>> BEGIN TASK MATERIAL
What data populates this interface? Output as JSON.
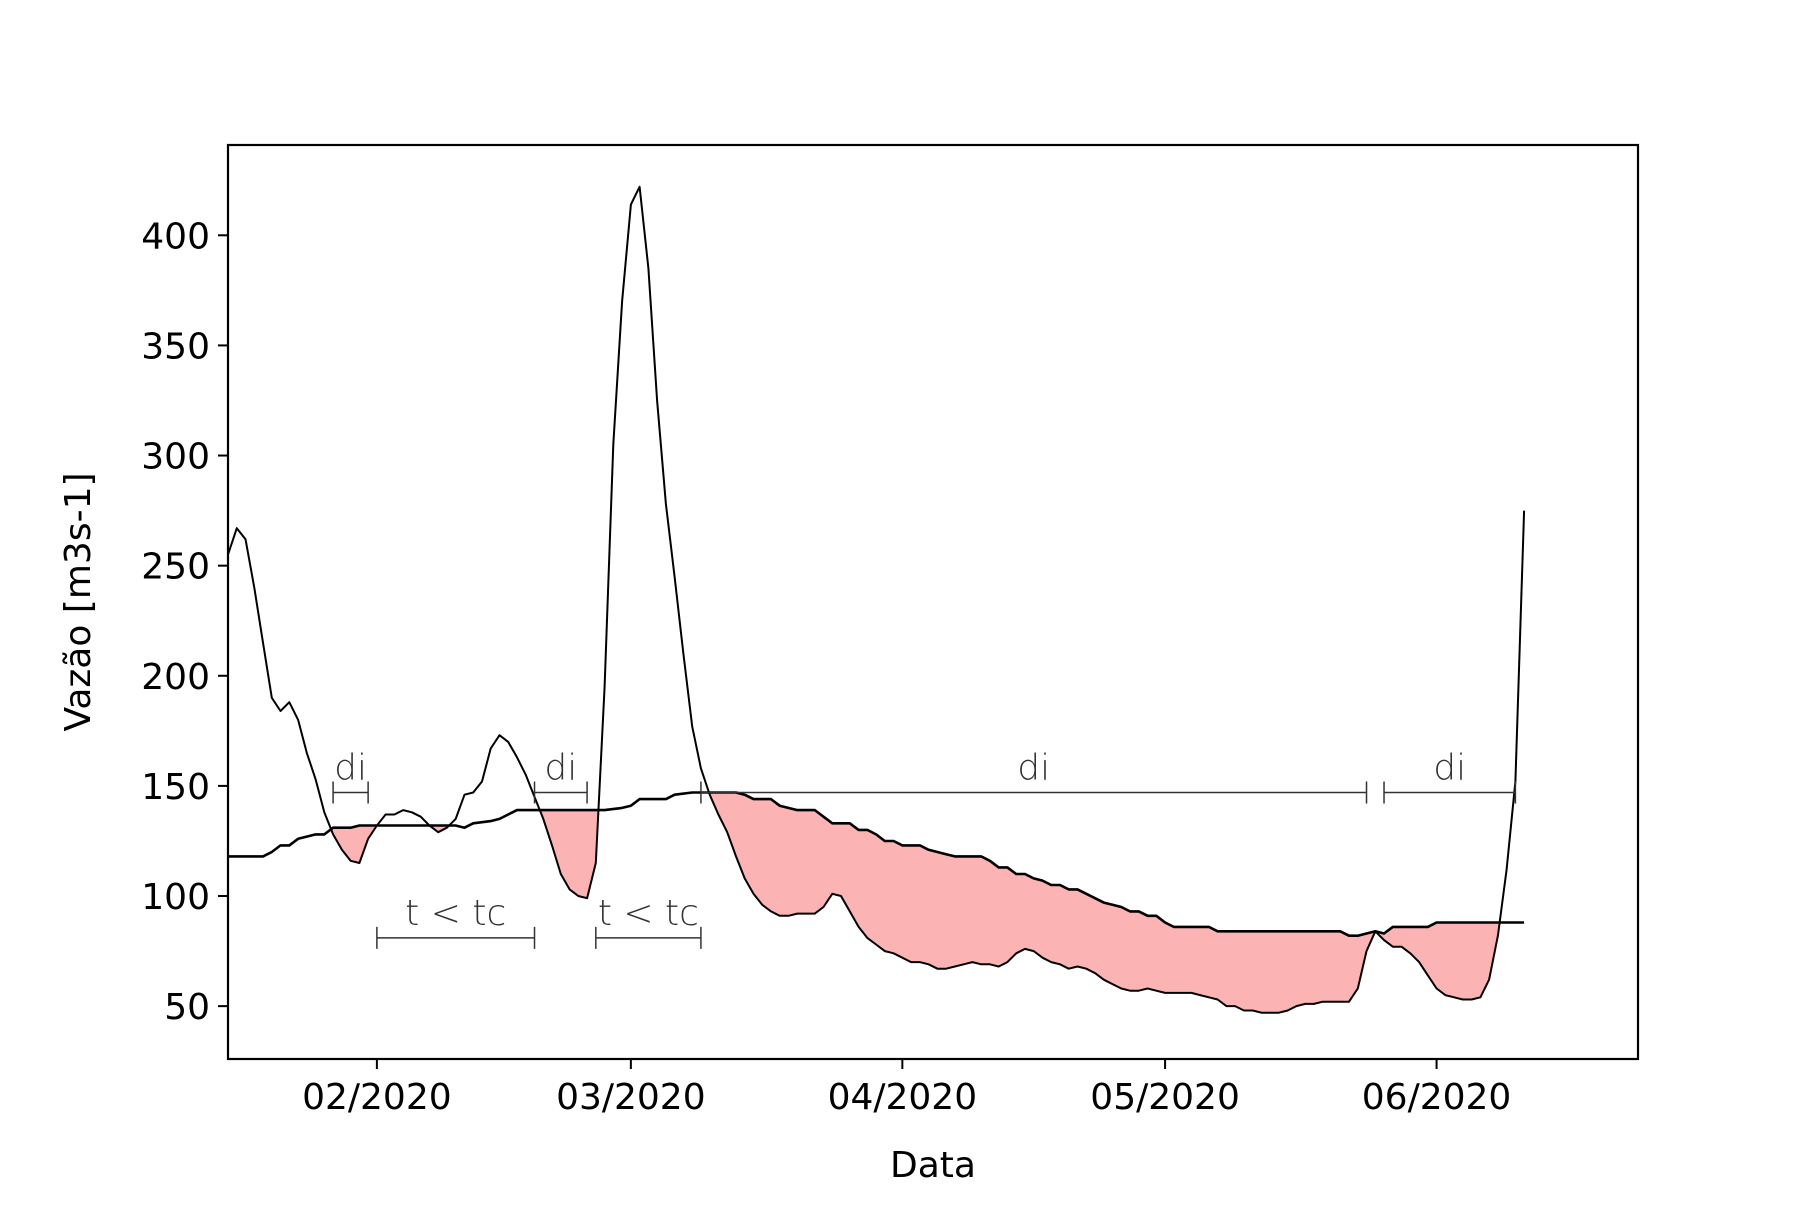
{
  "chart_data": {
    "type": "line",
    "title": "",
    "xlabel": "Data",
    "ylabel": "Vazão [m3s-1]",
    "x_axis": {
      "kind": "date",
      "range": [
        "2020-01-15",
        "2020-06-24"
      ],
      "ticks": [
        {
          "date": "2020-02-01",
          "label": "02/2020"
        },
        {
          "date": "2020-03-01",
          "label": "03/2020"
        },
        {
          "date": "2020-04-01",
          "label": "04/2020"
        },
        {
          "date": "2020-05-01",
          "label": "05/2020"
        },
        {
          "date": "2020-06-01",
          "label": "06/2020"
        }
      ]
    },
    "y_axis": {
      "range": [
        26,
        441
      ],
      "ticks": [
        50,
        100,
        150,
        200,
        250,
        300,
        350,
        400
      ]
    },
    "grid": false,
    "legend": "none",
    "colors": {
      "line": "#000000",
      "fill": "#fbb3b3",
      "annotation": "#333333"
    },
    "series": [
      {
        "role": "flow",
        "points": [
          [
            "2020-01-15",
            255
          ],
          [
            "2020-01-16",
            267
          ],
          [
            "2020-01-17",
            262
          ],
          [
            "2020-01-18",
            240
          ],
          [
            "2020-01-19",
            215
          ],
          [
            "2020-01-20",
            190
          ],
          [
            "2020-01-21",
            184
          ],
          [
            "2020-01-22",
            188
          ],
          [
            "2020-01-23",
            180
          ],
          [
            "2020-01-24",
            165
          ],
          [
            "2020-01-25",
            153
          ],
          [
            "2020-01-26",
            138
          ],
          [
            "2020-01-27",
            128
          ],
          [
            "2020-01-28",
            121
          ],
          [
            "2020-01-29",
            116
          ],
          [
            "2020-01-30",
            115
          ],
          [
            "2020-01-31",
            126
          ],
          [
            "2020-02-01",
            132
          ],
          [
            "2020-02-02",
            137
          ],
          [
            "2020-02-03",
            137
          ],
          [
            "2020-02-04",
            139
          ],
          [
            "2020-02-05",
            138
          ],
          [
            "2020-02-06",
            136
          ],
          [
            "2020-02-07",
            132
          ],
          [
            "2020-02-08",
            129
          ],
          [
            "2020-02-09",
            131
          ],
          [
            "2020-02-10",
            135
          ],
          [
            "2020-02-11",
            146
          ],
          [
            "2020-02-12",
            147
          ],
          [
            "2020-02-13",
            152
          ],
          [
            "2020-02-14",
            167
          ],
          [
            "2020-02-15",
            173
          ],
          [
            "2020-02-16",
            170
          ],
          [
            "2020-02-17",
            163
          ],
          [
            "2020-02-18",
            155
          ],
          [
            "2020-02-19",
            145
          ],
          [
            "2020-02-20",
            135
          ],
          [
            "2020-02-21",
            123
          ],
          [
            "2020-02-22",
            110
          ],
          [
            "2020-02-23",
            103
          ],
          [
            "2020-02-24",
            100
          ],
          [
            "2020-02-25",
            99
          ],
          [
            "2020-02-26",
            115
          ],
          [
            "2020-02-27",
            195
          ],
          [
            "2020-02-28",
            305
          ],
          [
            "2020-02-29",
            370
          ],
          [
            "2020-03-01",
            414
          ],
          [
            "2020-03-02",
            422
          ],
          [
            "2020-03-03",
            385
          ],
          [
            "2020-03-04",
            325
          ],
          [
            "2020-03-05",
            278
          ],
          [
            "2020-03-06",
            245
          ],
          [
            "2020-03-07",
            210
          ],
          [
            "2020-03-08",
            177
          ],
          [
            "2020-03-09",
            158
          ],
          [
            "2020-03-10",
            146
          ],
          [
            "2020-03-11",
            137
          ],
          [
            "2020-03-12",
            129
          ],
          [
            "2020-03-13",
            118
          ],
          [
            "2020-03-14",
            108
          ],
          [
            "2020-03-15",
            101
          ],
          [
            "2020-03-16",
            96
          ],
          [
            "2020-03-17",
            93
          ],
          [
            "2020-03-18",
            91
          ],
          [
            "2020-03-19",
            91
          ],
          [
            "2020-03-20",
            92
          ],
          [
            "2020-03-21",
            92
          ],
          [
            "2020-03-22",
            92
          ],
          [
            "2020-03-23",
            95
          ],
          [
            "2020-03-24",
            101
          ],
          [
            "2020-03-25",
            100
          ],
          [
            "2020-03-26",
            93
          ],
          [
            "2020-03-27",
            86
          ],
          [
            "2020-03-28",
            81
          ],
          [
            "2020-03-29",
            78
          ],
          [
            "2020-03-30",
            75
          ],
          [
            "2020-03-31",
            74
          ],
          [
            "2020-04-01",
            72
          ],
          [
            "2020-04-02",
            70
          ],
          [
            "2020-04-03",
            70
          ],
          [
            "2020-04-04",
            69
          ],
          [
            "2020-04-05",
            67
          ],
          [
            "2020-04-06",
            67
          ],
          [
            "2020-04-07",
            68
          ],
          [
            "2020-04-08",
            69
          ],
          [
            "2020-04-09",
            70
          ],
          [
            "2020-04-10",
            69
          ],
          [
            "2020-04-11",
            69
          ],
          [
            "2020-04-12",
            68
          ],
          [
            "2020-04-13",
            70
          ],
          [
            "2020-04-14",
            74
          ],
          [
            "2020-04-15",
            76
          ],
          [
            "2020-04-16",
            75
          ],
          [
            "2020-04-17",
            72
          ],
          [
            "2020-04-18",
            70
          ],
          [
            "2020-04-19",
            69
          ],
          [
            "2020-04-20",
            67
          ],
          [
            "2020-04-21",
            68
          ],
          [
            "2020-04-22",
            67
          ],
          [
            "2020-04-23",
            65
          ],
          [
            "2020-04-24",
            62
          ],
          [
            "2020-04-25",
            60
          ],
          [
            "2020-04-26",
            58
          ],
          [
            "2020-04-27",
            57
          ],
          [
            "2020-04-28",
            57
          ],
          [
            "2020-04-29",
            58
          ],
          [
            "2020-04-30",
            57
          ],
          [
            "2020-05-01",
            56
          ],
          [
            "2020-05-02",
            56
          ],
          [
            "2020-05-03",
            56
          ],
          [
            "2020-05-04",
            56
          ],
          [
            "2020-05-05",
            55
          ],
          [
            "2020-05-06",
            54
          ],
          [
            "2020-05-07",
            53
          ],
          [
            "2020-05-08",
            50
          ],
          [
            "2020-05-09",
            50
          ],
          [
            "2020-05-10",
            48
          ],
          [
            "2020-05-11",
            48
          ],
          [
            "2020-05-12",
            47
          ],
          [
            "2020-05-13",
            47
          ],
          [
            "2020-05-14",
            47
          ],
          [
            "2020-05-15",
            48
          ],
          [
            "2020-05-16",
            50
          ],
          [
            "2020-05-17",
            51
          ],
          [
            "2020-05-18",
            51
          ],
          [
            "2020-05-19",
            52
          ],
          [
            "2020-05-20",
            52
          ],
          [
            "2020-05-21",
            52
          ],
          [
            "2020-05-22",
            52
          ],
          [
            "2020-05-23",
            58
          ],
          [
            "2020-05-24",
            75
          ],
          [
            "2020-05-25",
            84
          ],
          [
            "2020-05-26",
            80
          ],
          [
            "2020-05-27",
            77
          ],
          [
            "2020-05-28",
            77
          ],
          [
            "2020-05-29",
            74
          ],
          [
            "2020-05-30",
            70
          ],
          [
            "2020-05-31",
            64
          ],
          [
            "2020-06-01",
            58
          ],
          [
            "2020-06-02",
            55
          ],
          [
            "2020-06-03",
            54
          ],
          [
            "2020-06-04",
            53
          ],
          [
            "2020-06-05",
            53
          ],
          [
            "2020-06-06",
            54
          ],
          [
            "2020-06-07",
            62
          ],
          [
            "2020-06-08",
            82
          ],
          [
            "2020-06-09",
            112
          ],
          [
            "2020-06-10",
            152
          ],
          [
            "2020-06-11",
            275
          ]
        ]
      },
      {
        "role": "threshold",
        "points": [
          [
            "2020-01-15",
            118
          ],
          [
            "2020-01-19",
            118
          ],
          [
            "2020-01-20",
            120
          ],
          [
            "2020-01-21",
            123
          ],
          [
            "2020-01-22",
            123
          ],
          [
            "2020-01-23",
            126
          ],
          [
            "2020-01-24",
            127
          ],
          [
            "2020-01-25",
            128
          ],
          [
            "2020-01-26",
            128
          ],
          [
            "2020-01-27",
            131
          ],
          [
            "2020-01-29",
            131
          ],
          [
            "2020-01-30",
            132
          ],
          [
            "2020-02-10",
            132
          ],
          [
            "2020-02-11",
            131
          ],
          [
            "2020-02-12",
            133
          ],
          [
            "2020-02-14",
            134
          ],
          [
            "2020-02-15",
            135
          ],
          [
            "2020-02-16",
            137
          ],
          [
            "2020-02-17",
            139
          ],
          [
            "2020-02-26",
            139
          ],
          [
            "2020-02-27",
            139
          ],
          [
            "2020-02-29",
            140
          ],
          [
            "2020-03-01",
            141
          ],
          [
            "2020-03-02",
            144
          ],
          [
            "2020-03-05",
            144
          ],
          [
            "2020-03-06",
            146
          ],
          [
            "2020-03-08",
            147
          ],
          [
            "2020-03-13",
            147
          ],
          [
            "2020-03-14",
            146
          ],
          [
            "2020-03-15",
            144
          ],
          [
            "2020-03-17",
            144
          ],
          [
            "2020-03-18",
            141
          ],
          [
            "2020-03-20",
            139
          ],
          [
            "2020-03-22",
            139
          ],
          [
            "2020-03-23",
            136
          ],
          [
            "2020-03-24",
            133
          ],
          [
            "2020-03-26",
            133
          ],
          [
            "2020-03-27",
            130
          ],
          [
            "2020-03-28",
            130
          ],
          [
            "2020-03-29",
            128
          ],
          [
            "2020-03-30",
            125
          ],
          [
            "2020-03-31",
            125
          ],
          [
            "2020-04-01",
            123
          ],
          [
            "2020-04-03",
            123
          ],
          [
            "2020-04-04",
            121
          ],
          [
            "2020-04-05",
            120
          ],
          [
            "2020-04-06",
            119
          ],
          [
            "2020-04-07",
            118
          ],
          [
            "2020-04-10",
            118
          ],
          [
            "2020-04-11",
            116
          ],
          [
            "2020-04-12",
            113
          ],
          [
            "2020-04-13",
            113
          ],
          [
            "2020-04-14",
            110
          ],
          [
            "2020-04-15",
            110
          ],
          [
            "2020-04-16",
            108
          ],
          [
            "2020-04-17",
            107
          ],
          [
            "2020-04-18",
            105
          ],
          [
            "2020-04-19",
            105
          ],
          [
            "2020-04-20",
            103
          ],
          [
            "2020-04-21",
            103
          ],
          [
            "2020-04-22",
            101
          ],
          [
            "2020-04-23",
            99
          ],
          [
            "2020-04-24",
            97
          ],
          [
            "2020-04-25",
            96
          ],
          [
            "2020-04-26",
            95
          ],
          [
            "2020-04-27",
            93
          ],
          [
            "2020-04-28",
            93
          ],
          [
            "2020-04-29",
            91
          ],
          [
            "2020-04-30",
            91
          ],
          [
            "2020-05-01",
            88
          ],
          [
            "2020-05-02",
            86
          ],
          [
            "2020-05-06",
            86
          ],
          [
            "2020-05-07",
            84
          ],
          [
            "2020-05-21",
            84
          ],
          [
            "2020-05-22",
            82
          ],
          [
            "2020-05-23",
            82
          ],
          [
            "2020-05-24",
            83
          ],
          [
            "2020-05-25",
            84
          ],
          [
            "2020-05-26",
            83
          ],
          [
            "2020-05-27",
            86
          ],
          [
            "2020-05-31",
            86
          ],
          [
            "2020-06-01",
            88
          ],
          [
            "2020-06-11",
            88
          ]
        ]
      }
    ],
    "annotations": [
      {
        "label": "di",
        "start": "2020-01-27",
        "end": "2020-01-31",
        "y": 147
      },
      {
        "label": "di",
        "start": "2020-02-19",
        "end": "2020-02-25",
        "y": 147
      },
      {
        "label": "di",
        "start": "2020-03-09",
        "end": "2020-05-24",
        "y": 147
      },
      {
        "label": "di",
        "start": "2020-05-26",
        "end": "2020-06-10",
        "y": 147
      },
      {
        "label": "t < tc",
        "start": "2020-02-01",
        "end": "2020-02-19",
        "y": 81
      },
      {
        "label": "t < tc",
        "start": "2020-02-26",
        "end": "2020-03-09",
        "y": 81
      }
    ]
  }
}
>> END TASK MATERIAL
> WHAT IS EXPECTED
Copy each line of the listing in which the word "date" can be found.

> COMPLETE OUTPUT
      "kind": "date",
          "date": "2020-02-01",
          "date": "2020-03-01",
          "date": "2020-04-01",
          "date": "2020-05-01",
          "date": "2020-06-01",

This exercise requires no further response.